[Stored data entries]
──────────

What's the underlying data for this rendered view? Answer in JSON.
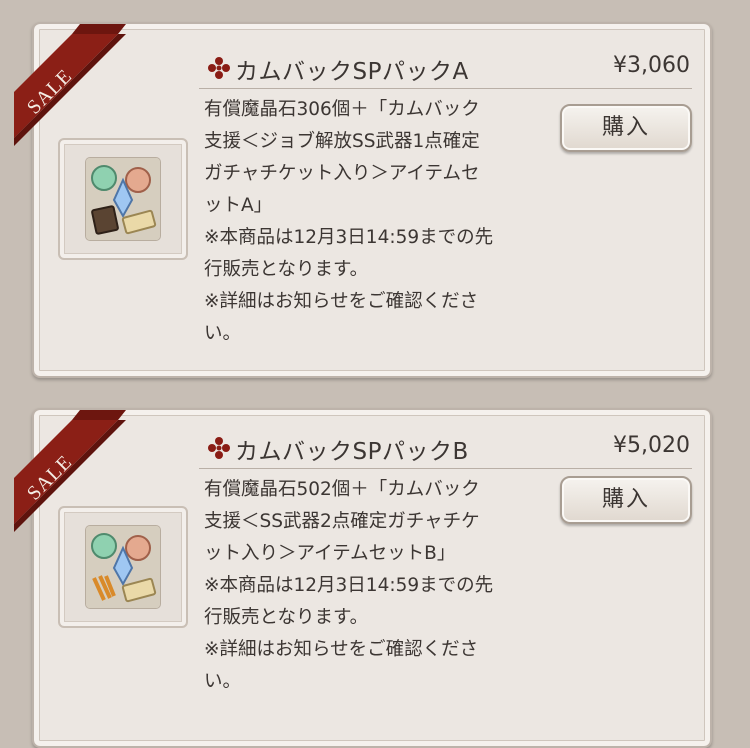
{
  "products": [
    {
      "badge": "SALE",
      "title": "カムバックSPパックA",
      "price": "¥3,060",
      "buy_label": "購入",
      "description_lines": [
        "有償魔晶石306個＋「カムバック",
        "支援＜ジョブ解放SS武器1点確定",
        "ガチャチケット入り＞アイテムセ",
        "ットA」",
        "※本商品は12月3日14:59までの先",
        "行販売となります。",
        "※詳細はお知らせをご確認くださ",
        "い。"
      ]
    },
    {
      "badge": "SALE",
      "title": "カムバックSPパックB",
      "price": "¥5,020",
      "buy_label": "購入",
      "description_lines": [
        "有償魔晶石502個＋「カムバック",
        "支援＜SS武器2点確定ガチャチケ",
        "ット入り＞アイテムセットB」",
        "※本商品は12月3日14:59までの先",
        "行販売となります。",
        "※詳細はお知らせをご確認くださ",
        "い。"
      ]
    }
  ],
  "colors": {
    "ribbon": "#8b1f16",
    "accent_icon": "#8a1c14",
    "text": "#3c3633",
    "background": "#c7beb5",
    "card": "#ece7e2"
  },
  "icons": {
    "title": "fleur-cross-icon",
    "thumbnail": "item-bundle-icon"
  }
}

──────────

Exercise details =>
Every entry above should be duplicated exactly. Do not include the images.

Reply to the exercise =>
What's the underlying data for this rendered view? Answer in JSON.
{
  "products": [
    {
      "badge": "SALE",
      "title": "カムバックSPパックA",
      "price": "¥3,060",
      "buy_label": "購入",
      "description_lines": [
        "有償魔晶石306個＋「カムバック",
        "支援＜ジョブ解放SS武器1点確定",
        "ガチャチケット入り＞アイテムセ",
        "ットA」",
        "※本商品は12月3日14:59までの先",
        "行販売となります。",
        "※詳細はお知らせをご確認くださ",
        "い。"
      ]
    },
    {
      "badge": "SALE",
      "title": "カムバックSPパックB",
      "price": "¥5,020",
      "buy_label": "購入",
      "description_lines": [
        "有償魔晶石502個＋「カムバック",
        "支援＜SS武器2点確定ガチャチケ",
        "ット入り＞アイテムセットB」",
        "※本商品は12月3日14:59までの先",
        "行販売となります。",
        "※詳細はお知らせをご確認くださ",
        "い。"
      ]
    }
  ],
  "colors": {
    "ribbon": "#8b1f16",
    "accent_icon": "#8a1c14",
    "text": "#3c3633",
    "background": "#c7beb5",
    "card": "#ece7e2"
  },
  "icons": {
    "title": "fleur-cross-icon",
    "thumbnail": "item-bundle-icon"
  }
}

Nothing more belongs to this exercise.